[Data entries]

====

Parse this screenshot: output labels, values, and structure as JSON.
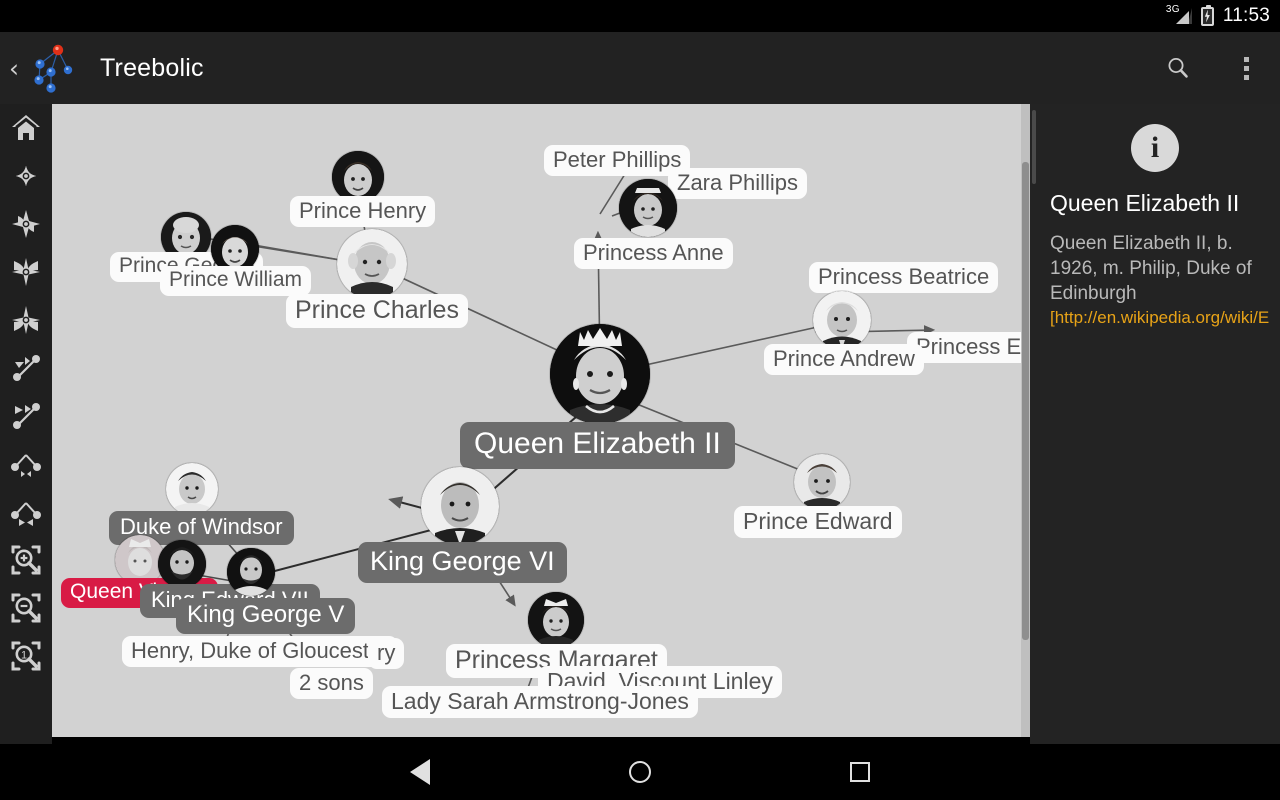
{
  "status_bar": {
    "network_label": "3G",
    "battery_icon": "battery-charging-icon",
    "clock": "11:53"
  },
  "app_bar": {
    "up_caret": "‹",
    "logo_icon": "treebolic-graph-logo",
    "title": "Treebolic",
    "actions": [
      {
        "name": "search-icon",
        "label": "Search"
      },
      {
        "name": "overflow-menu-icon",
        "label": "More options"
      }
    ]
  },
  "toolbar": {
    "items": [
      {
        "name": "home-icon",
        "label": "Home"
      },
      {
        "name": "north-compass-icon",
        "label": "Orient north"
      },
      {
        "name": "south-compass-icon",
        "label": "Orient south"
      },
      {
        "name": "east-compass-icon",
        "label": "Orient east"
      },
      {
        "name": "west-compass-icon",
        "label": "Orient west"
      },
      {
        "name": "edge-arrow-icon",
        "label": "Edge style"
      },
      {
        "name": "edge-arrow-alt-icon",
        "label": "Edge style alt"
      },
      {
        "name": "expand-tree-icon",
        "label": "Expand"
      },
      {
        "name": "collapse-tree-icon",
        "label": "Collapse"
      },
      {
        "name": "zoom-in-icon",
        "label": "Zoom in"
      },
      {
        "name": "zoom-out-icon",
        "label": "Zoom out"
      },
      {
        "name": "zoom-reset-icon",
        "label": "Reset zoom"
      }
    ]
  },
  "graph": {
    "background": "#d2d2d2",
    "root_label": "Queen Elizabeth II",
    "highlight_color": "#d81b45",
    "nodes": [
      {
        "id": "prince-george",
        "label": "Prince George",
        "style": "light"
      },
      {
        "id": "prince-william",
        "label": "Prince William",
        "style": "light"
      },
      {
        "id": "prince-henry",
        "label": "Prince Henry",
        "style": "light"
      },
      {
        "id": "prince-charles",
        "label": "Prince Charles",
        "style": "light"
      },
      {
        "id": "peter-phillips",
        "label": "Peter Phillips",
        "style": "light"
      },
      {
        "id": "zara-phillips",
        "label": "Zara Phillips",
        "style": "light"
      },
      {
        "id": "princess-anne",
        "label": "Princess Anne",
        "style": "light"
      },
      {
        "id": "princess-beatrice",
        "label": "Princess Beatrice",
        "style": "light"
      },
      {
        "id": "princess-eugenie",
        "label": "Princess Eugenie",
        "style": "light"
      },
      {
        "id": "prince-andrew",
        "label": "Prince Andrew",
        "style": "light"
      },
      {
        "id": "queen-elizabeth-ii",
        "label": "Queen Elizabeth II",
        "style": "root"
      },
      {
        "id": "prince-edward",
        "label": "Prince Edward",
        "style": "light"
      },
      {
        "id": "king-george-vi",
        "label": "King George VI",
        "style": "dark"
      },
      {
        "id": "duke-of-windsor",
        "label": "Duke of Windsor",
        "style": "dark"
      },
      {
        "id": "queen-victoria",
        "label": "Queen Victoria",
        "style": "hl"
      },
      {
        "id": "king-edward-vii",
        "label": "King Edward VII",
        "style": "dark"
      },
      {
        "id": "king-george-v",
        "label": "King George V",
        "style": "dark"
      },
      {
        "id": "henry-gloucester",
        "label": "Henry, Duke of Gloucester",
        "style": "light"
      },
      {
        "id": "canterbury-clip",
        "label": "ry",
        "style": "light"
      },
      {
        "id": "two-sons",
        "label": "2 sons",
        "style": "light"
      },
      {
        "id": "princess-margaret",
        "label": "Princess Margaret",
        "style": "light"
      },
      {
        "id": "david-linley",
        "label": "David, Viscount Linley",
        "style": "light"
      },
      {
        "id": "lady-sarah",
        "label": "Lady Sarah Armstrong-Jones",
        "style": "light"
      }
    ]
  },
  "info_panel": {
    "icon": "info-icon",
    "title": "Queen Elizabeth II",
    "body": "Queen Elizabeth II, b. 1926, m. Philip, Duke of Edinburgh",
    "link": "[http://en.wikipedia.org/wiki/E",
    "link_color": "#e8a317"
  },
  "nav_bar": {
    "back": "back-icon",
    "home": "home-icon",
    "recents": "recents-icon"
  }
}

====

*The exercise*: Quote in full the listing given above; the images are to be left out.

*Answer to this exercise*:
Parse this screenshot: output labels, values, and structure as JSON.
{
  "status_bar": {
    "network_label": "3G",
    "battery_icon": "battery-charging-icon",
    "clock": "11:53"
  },
  "app_bar": {
    "up_caret": "‹",
    "logo_icon": "treebolic-graph-logo",
    "title": "Treebolic",
    "actions": [
      {
        "name": "search-icon",
        "label": "Search"
      },
      {
        "name": "overflow-menu-icon",
        "label": "More options"
      }
    ]
  },
  "toolbar": {
    "items": [
      {
        "name": "home-icon",
        "label": "Home"
      },
      {
        "name": "north-compass-icon",
        "label": "Orient north"
      },
      {
        "name": "south-compass-icon",
        "label": "Orient south"
      },
      {
        "name": "east-compass-icon",
        "label": "Orient east"
      },
      {
        "name": "west-compass-icon",
        "label": "Orient west"
      },
      {
        "name": "edge-arrow-icon",
        "label": "Edge style"
      },
      {
        "name": "edge-arrow-alt-icon",
        "label": "Edge style alt"
      },
      {
        "name": "expand-tree-icon",
        "label": "Expand"
      },
      {
        "name": "collapse-tree-icon",
        "label": "Collapse"
      },
      {
        "name": "zoom-in-icon",
        "label": "Zoom in"
      },
      {
        "name": "zoom-out-icon",
        "label": "Zoom out"
      },
      {
        "name": "zoom-reset-icon",
        "label": "Reset zoom"
      }
    ]
  },
  "graph": {
    "background": "#d2d2d2",
    "root_label": "Queen Elizabeth II",
    "highlight_color": "#d81b45",
    "nodes": [
      {
        "id": "prince-george",
        "label": "Prince George",
        "style": "light"
      },
      {
        "id": "prince-william",
        "label": "Prince William",
        "style": "light"
      },
      {
        "id": "prince-henry",
        "label": "Prince Henry",
        "style": "light"
      },
      {
        "id": "prince-charles",
        "label": "Prince Charles",
        "style": "light"
      },
      {
        "id": "peter-phillips",
        "label": "Peter Phillips",
        "style": "light"
      },
      {
        "id": "zara-phillips",
        "label": "Zara Phillips",
        "style": "light"
      },
      {
        "id": "princess-anne",
        "label": "Princess Anne",
        "style": "light"
      },
      {
        "id": "princess-beatrice",
        "label": "Princess Beatrice",
        "style": "light"
      },
      {
        "id": "princess-eugenie",
        "label": "Princess Eugenie",
        "style": "light"
      },
      {
        "id": "prince-andrew",
        "label": "Prince Andrew",
        "style": "light"
      },
      {
        "id": "queen-elizabeth-ii",
        "label": "Queen Elizabeth II",
        "style": "root"
      },
      {
        "id": "prince-edward",
        "label": "Prince Edward",
        "style": "light"
      },
      {
        "id": "king-george-vi",
        "label": "King George VI",
        "style": "dark"
      },
      {
        "id": "duke-of-windsor",
        "label": "Duke of Windsor",
        "style": "dark"
      },
      {
        "id": "queen-victoria",
        "label": "Queen Victoria",
        "style": "hl"
      },
      {
        "id": "king-edward-vii",
        "label": "King Edward VII",
        "style": "dark"
      },
      {
        "id": "king-george-v",
        "label": "King George V",
        "style": "dark"
      },
      {
        "id": "henry-gloucester",
        "label": "Henry, Duke of Gloucester",
        "style": "light"
      },
      {
        "id": "canterbury-clip",
        "label": "ry",
        "style": "light"
      },
      {
        "id": "two-sons",
        "label": "2 sons",
        "style": "light"
      },
      {
        "id": "princess-margaret",
        "label": "Princess Margaret",
        "style": "light"
      },
      {
        "id": "david-linley",
        "label": "David, Viscount Linley",
        "style": "light"
      },
      {
        "id": "lady-sarah",
        "label": "Lady Sarah Armstrong-Jones",
        "style": "light"
      }
    ]
  },
  "info_panel": {
    "icon": "info-icon",
    "title": "Queen Elizabeth II",
    "body": "Queen Elizabeth II, b. 1926, m. Philip, Duke of Edinburgh",
    "link": "[http://en.wikipedia.org/wiki/E",
    "link_color": "#e8a317"
  },
  "nav_bar": {
    "back": "back-icon",
    "home": "home-icon",
    "recents": "recents-icon"
  }
}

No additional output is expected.